_THE REQUEST_
From the listing below, extract every line containing "name".

_RECORDS SUPPLIED_
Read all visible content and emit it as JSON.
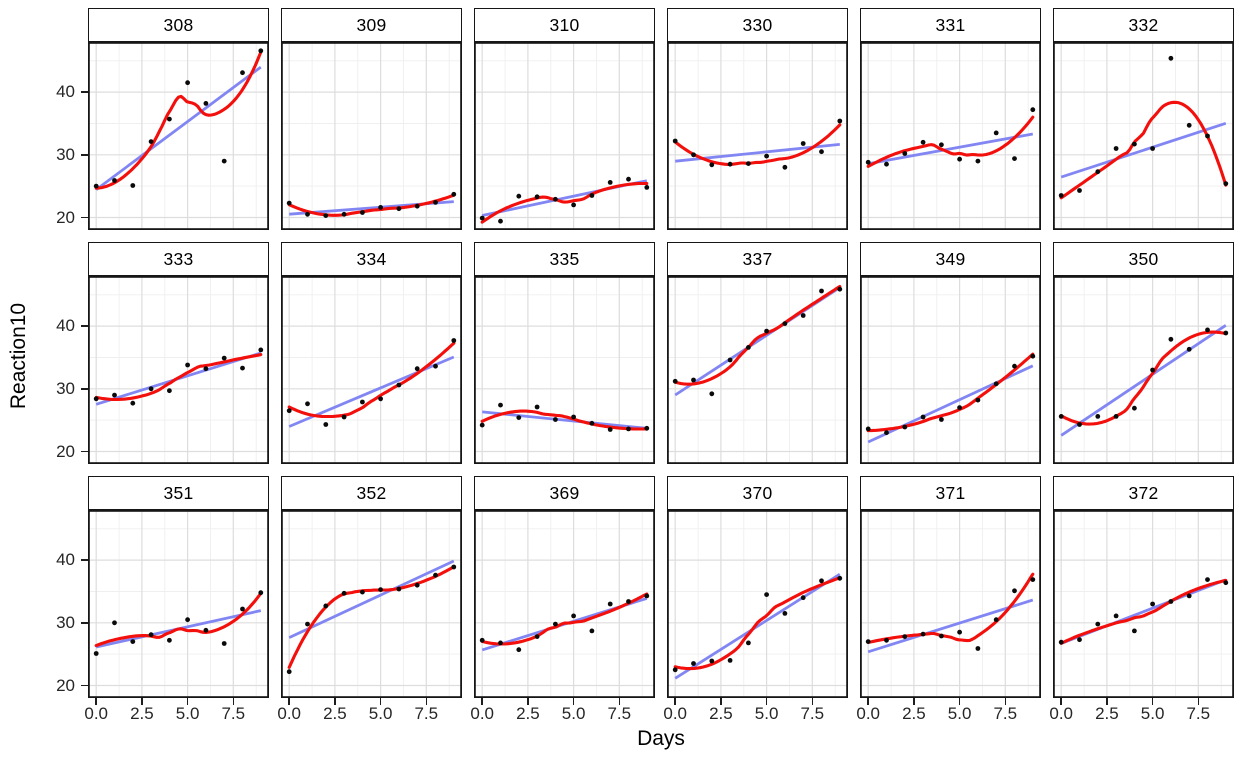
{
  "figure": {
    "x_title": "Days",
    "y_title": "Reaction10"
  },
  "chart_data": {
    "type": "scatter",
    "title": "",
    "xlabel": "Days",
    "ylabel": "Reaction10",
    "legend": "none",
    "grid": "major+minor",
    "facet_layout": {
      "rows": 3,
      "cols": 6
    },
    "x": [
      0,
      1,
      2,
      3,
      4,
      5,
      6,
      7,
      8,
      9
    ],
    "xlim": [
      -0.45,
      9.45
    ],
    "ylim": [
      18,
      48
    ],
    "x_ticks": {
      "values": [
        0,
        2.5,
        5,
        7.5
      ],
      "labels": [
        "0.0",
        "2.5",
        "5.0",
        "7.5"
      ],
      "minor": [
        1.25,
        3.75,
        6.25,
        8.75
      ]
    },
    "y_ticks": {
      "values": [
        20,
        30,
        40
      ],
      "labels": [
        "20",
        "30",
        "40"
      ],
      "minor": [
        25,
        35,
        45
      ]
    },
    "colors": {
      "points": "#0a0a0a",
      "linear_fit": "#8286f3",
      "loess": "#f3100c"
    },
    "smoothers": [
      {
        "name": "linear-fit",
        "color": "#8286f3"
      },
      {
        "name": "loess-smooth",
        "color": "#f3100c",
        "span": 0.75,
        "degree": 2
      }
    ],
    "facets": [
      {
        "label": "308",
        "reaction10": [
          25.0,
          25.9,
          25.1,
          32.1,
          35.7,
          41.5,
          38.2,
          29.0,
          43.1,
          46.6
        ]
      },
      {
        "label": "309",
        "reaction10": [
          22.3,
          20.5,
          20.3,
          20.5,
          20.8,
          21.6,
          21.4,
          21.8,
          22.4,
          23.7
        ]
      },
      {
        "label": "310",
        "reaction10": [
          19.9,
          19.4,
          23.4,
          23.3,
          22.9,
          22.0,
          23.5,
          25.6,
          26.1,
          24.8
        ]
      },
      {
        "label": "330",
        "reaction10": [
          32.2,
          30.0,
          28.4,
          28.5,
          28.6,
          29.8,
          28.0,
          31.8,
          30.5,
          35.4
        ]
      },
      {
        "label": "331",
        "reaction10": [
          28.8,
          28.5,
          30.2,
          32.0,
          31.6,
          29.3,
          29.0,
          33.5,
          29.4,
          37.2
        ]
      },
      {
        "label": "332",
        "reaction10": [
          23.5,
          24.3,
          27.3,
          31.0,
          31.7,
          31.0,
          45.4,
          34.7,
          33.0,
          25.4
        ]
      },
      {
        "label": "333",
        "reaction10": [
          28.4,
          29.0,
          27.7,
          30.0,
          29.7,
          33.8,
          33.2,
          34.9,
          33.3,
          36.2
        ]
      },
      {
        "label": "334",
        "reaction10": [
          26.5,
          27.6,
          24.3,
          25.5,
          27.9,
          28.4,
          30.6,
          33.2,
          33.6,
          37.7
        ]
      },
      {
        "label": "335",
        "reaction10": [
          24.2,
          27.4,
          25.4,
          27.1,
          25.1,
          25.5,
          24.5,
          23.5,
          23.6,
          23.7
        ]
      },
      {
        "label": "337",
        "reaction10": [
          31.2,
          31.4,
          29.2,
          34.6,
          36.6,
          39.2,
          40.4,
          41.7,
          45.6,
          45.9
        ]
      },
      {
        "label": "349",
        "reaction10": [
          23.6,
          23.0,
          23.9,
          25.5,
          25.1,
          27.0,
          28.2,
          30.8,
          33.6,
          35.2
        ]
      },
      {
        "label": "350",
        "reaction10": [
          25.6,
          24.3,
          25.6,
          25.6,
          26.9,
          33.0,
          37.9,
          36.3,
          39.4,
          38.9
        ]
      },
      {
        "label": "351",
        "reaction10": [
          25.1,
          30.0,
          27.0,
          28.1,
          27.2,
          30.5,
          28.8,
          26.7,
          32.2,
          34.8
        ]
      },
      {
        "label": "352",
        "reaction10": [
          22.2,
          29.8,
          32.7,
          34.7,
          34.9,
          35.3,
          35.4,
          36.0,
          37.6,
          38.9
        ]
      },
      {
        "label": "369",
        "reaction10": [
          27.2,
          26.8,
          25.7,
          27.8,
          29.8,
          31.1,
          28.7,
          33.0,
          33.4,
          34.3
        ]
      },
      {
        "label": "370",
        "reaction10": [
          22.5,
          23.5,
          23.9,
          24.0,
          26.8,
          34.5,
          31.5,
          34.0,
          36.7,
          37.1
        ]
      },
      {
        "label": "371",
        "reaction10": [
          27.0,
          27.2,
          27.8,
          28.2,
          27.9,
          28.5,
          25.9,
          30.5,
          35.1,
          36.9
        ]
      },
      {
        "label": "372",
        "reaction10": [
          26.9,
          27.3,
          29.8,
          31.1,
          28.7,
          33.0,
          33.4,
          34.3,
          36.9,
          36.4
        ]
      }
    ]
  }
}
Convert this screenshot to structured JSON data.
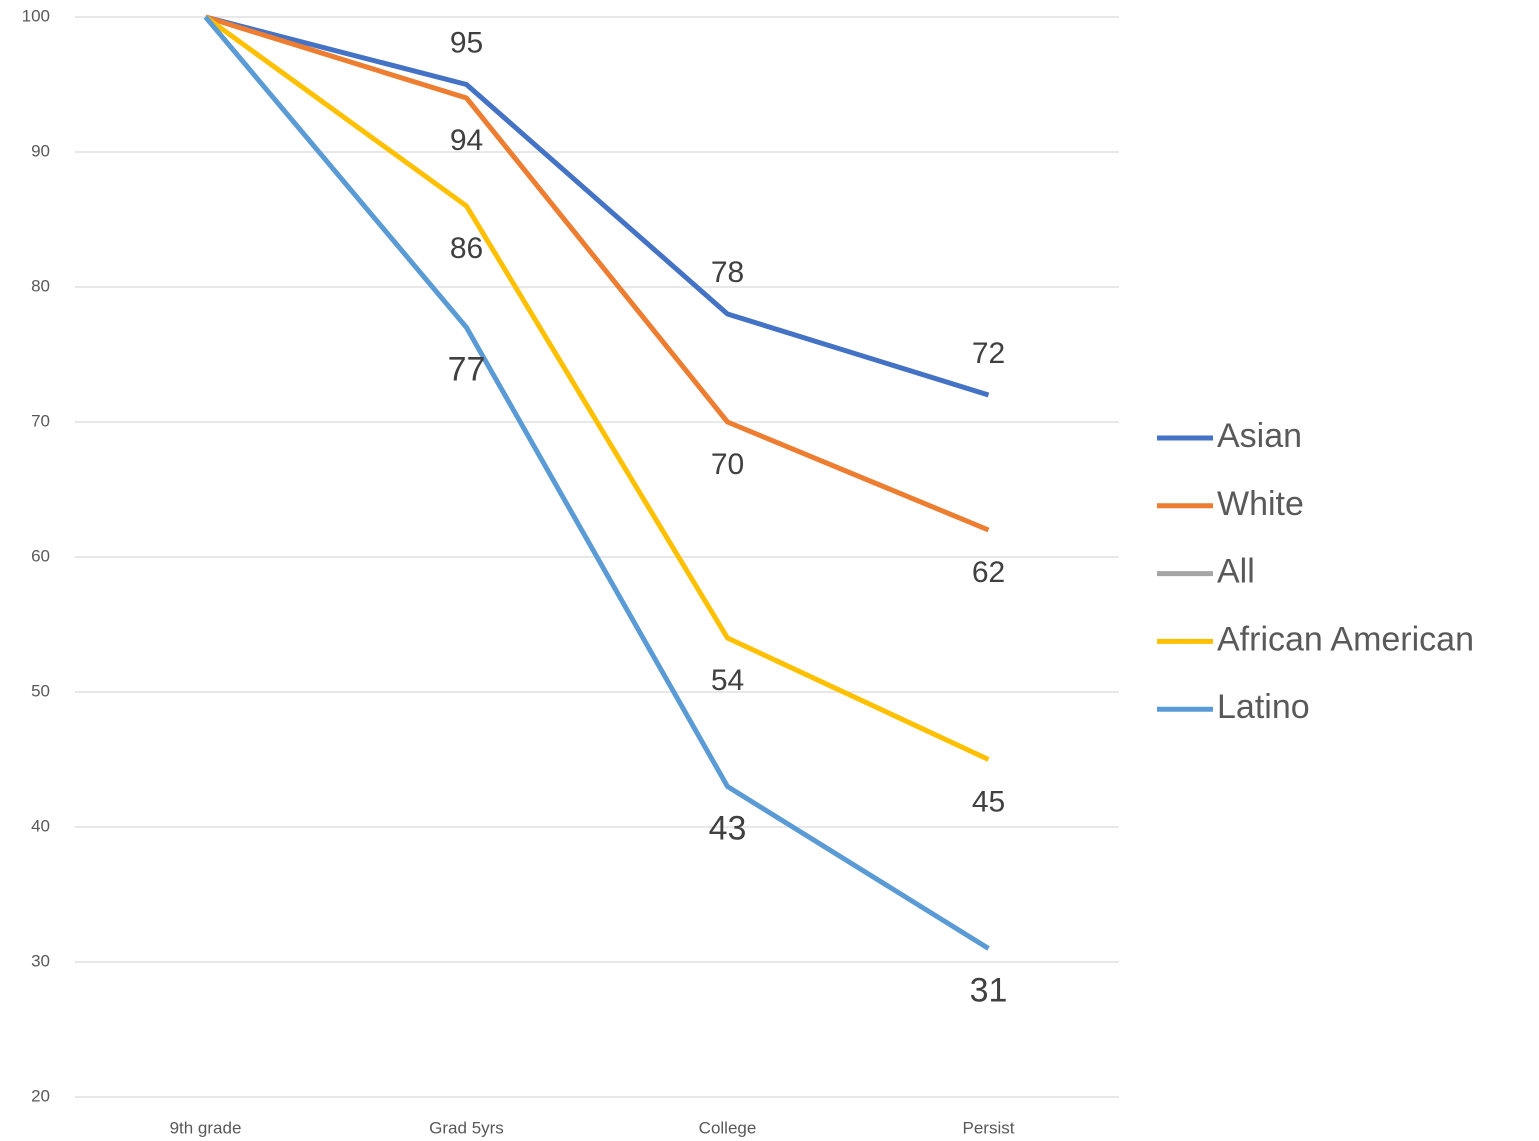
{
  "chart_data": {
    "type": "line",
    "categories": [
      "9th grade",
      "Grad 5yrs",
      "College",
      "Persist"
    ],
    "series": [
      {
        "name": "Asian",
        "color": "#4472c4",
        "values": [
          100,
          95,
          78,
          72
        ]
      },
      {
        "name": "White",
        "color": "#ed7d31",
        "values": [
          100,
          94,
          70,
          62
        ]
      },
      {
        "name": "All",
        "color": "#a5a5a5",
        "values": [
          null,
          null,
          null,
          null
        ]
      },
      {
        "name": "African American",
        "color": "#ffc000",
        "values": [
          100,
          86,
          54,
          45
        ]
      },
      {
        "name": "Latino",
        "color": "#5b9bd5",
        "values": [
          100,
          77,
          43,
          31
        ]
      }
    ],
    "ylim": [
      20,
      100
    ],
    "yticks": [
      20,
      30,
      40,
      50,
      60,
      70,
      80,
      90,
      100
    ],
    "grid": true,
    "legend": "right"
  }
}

_PROBLEM SOLUTION_
        "name": "linear-fit",
        "name": "loess-smooth",
        "name": "Asian",
        "name": "White",
        "name": "All",
        "name": "African American",
        "name": "Latino",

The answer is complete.